▶ Your objective
Please print the full listing exactly.

Stored dataset items:
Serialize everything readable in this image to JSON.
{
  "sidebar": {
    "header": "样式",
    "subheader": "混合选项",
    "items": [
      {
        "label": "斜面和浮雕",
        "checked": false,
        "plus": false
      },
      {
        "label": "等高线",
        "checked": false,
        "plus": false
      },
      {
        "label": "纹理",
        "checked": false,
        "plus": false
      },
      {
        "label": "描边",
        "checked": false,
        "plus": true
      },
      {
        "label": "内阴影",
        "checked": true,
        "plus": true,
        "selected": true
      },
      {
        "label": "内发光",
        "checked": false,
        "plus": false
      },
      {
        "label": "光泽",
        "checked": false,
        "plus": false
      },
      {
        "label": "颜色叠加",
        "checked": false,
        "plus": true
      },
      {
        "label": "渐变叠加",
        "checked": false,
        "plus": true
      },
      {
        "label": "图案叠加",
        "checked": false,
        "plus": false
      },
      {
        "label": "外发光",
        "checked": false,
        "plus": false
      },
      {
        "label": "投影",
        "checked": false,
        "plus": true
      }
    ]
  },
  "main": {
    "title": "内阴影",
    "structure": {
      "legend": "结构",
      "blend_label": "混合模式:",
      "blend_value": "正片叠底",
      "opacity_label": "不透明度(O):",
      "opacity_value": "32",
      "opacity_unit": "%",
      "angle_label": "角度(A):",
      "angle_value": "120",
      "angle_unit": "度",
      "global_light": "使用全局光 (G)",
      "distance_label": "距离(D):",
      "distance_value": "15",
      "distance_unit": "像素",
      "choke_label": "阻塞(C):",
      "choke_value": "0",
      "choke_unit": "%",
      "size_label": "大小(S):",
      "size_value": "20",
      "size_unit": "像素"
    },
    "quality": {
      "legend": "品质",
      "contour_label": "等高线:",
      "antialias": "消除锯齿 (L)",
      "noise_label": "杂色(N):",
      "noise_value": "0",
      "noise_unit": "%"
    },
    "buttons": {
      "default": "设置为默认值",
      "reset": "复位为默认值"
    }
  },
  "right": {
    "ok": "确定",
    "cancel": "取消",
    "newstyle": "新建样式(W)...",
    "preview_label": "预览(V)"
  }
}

▶ The output
Serialize everything readable in this image to JSON.
{
  "sidebar": {
    "header": "样式",
    "subheader": "混合选项",
    "items": [
      {
        "label": "斜面和浮雕",
        "checked": false,
        "plus": false
      },
      {
        "label": "等高线",
        "checked": false,
        "plus": false
      },
      {
        "label": "纹理",
        "checked": false,
        "plus": false
      },
      {
        "label": "描边",
        "checked": false,
        "plus": true
      },
      {
        "label": "内阴影",
        "checked": true,
        "plus": true,
        "selected": true
      },
      {
        "label": "内发光",
        "checked": false,
        "plus": false
      },
      {
        "label": "光泽",
        "checked": false,
        "plus": false
      },
      {
        "label": "颜色叠加",
        "checked": false,
        "plus": true
      },
      {
        "label": "渐变叠加",
        "checked": false,
        "plus": true
      },
      {
        "label": "图案叠加",
        "checked": false,
        "plus": false
      },
      {
        "label": "外发光",
        "checked": false,
        "plus": false
      },
      {
        "label": "投影",
        "checked": false,
        "plus": true
      }
    ]
  },
  "main": {
    "title": "内阴影",
    "structure": {
      "legend": "结构",
      "blend_label": "混合模式:",
      "blend_value": "正片叠底",
      "opacity_label": "不透明度(O):",
      "opacity_value": "32",
      "opacity_unit": "%",
      "angle_label": "角度(A):",
      "angle_value": "120",
      "angle_unit": "度",
      "global_light": "使用全局光 (G)",
      "distance_label": "距离(D):",
      "distance_value": "15",
      "distance_unit": "像素",
      "choke_label": "阻塞(C):",
      "choke_value": "0",
      "choke_unit": "%",
      "size_label": "大小(S):",
      "size_value": "20",
      "size_unit": "像素"
    },
    "quality": {
      "legend": "品质",
      "contour_label": "等高线:",
      "antialias": "消除锯齿 (L)",
      "noise_label": "杂色(N):",
      "noise_value": "0",
      "noise_unit": "%"
    },
    "buttons": {
      "default": "设置为默认值",
      "reset": "复位为默认值"
    }
  },
  "right": {
    "ok": "确定",
    "cancel": "取消",
    "newstyle": "新建样式(W)...",
    "preview_label": "预览(V)"
  }
}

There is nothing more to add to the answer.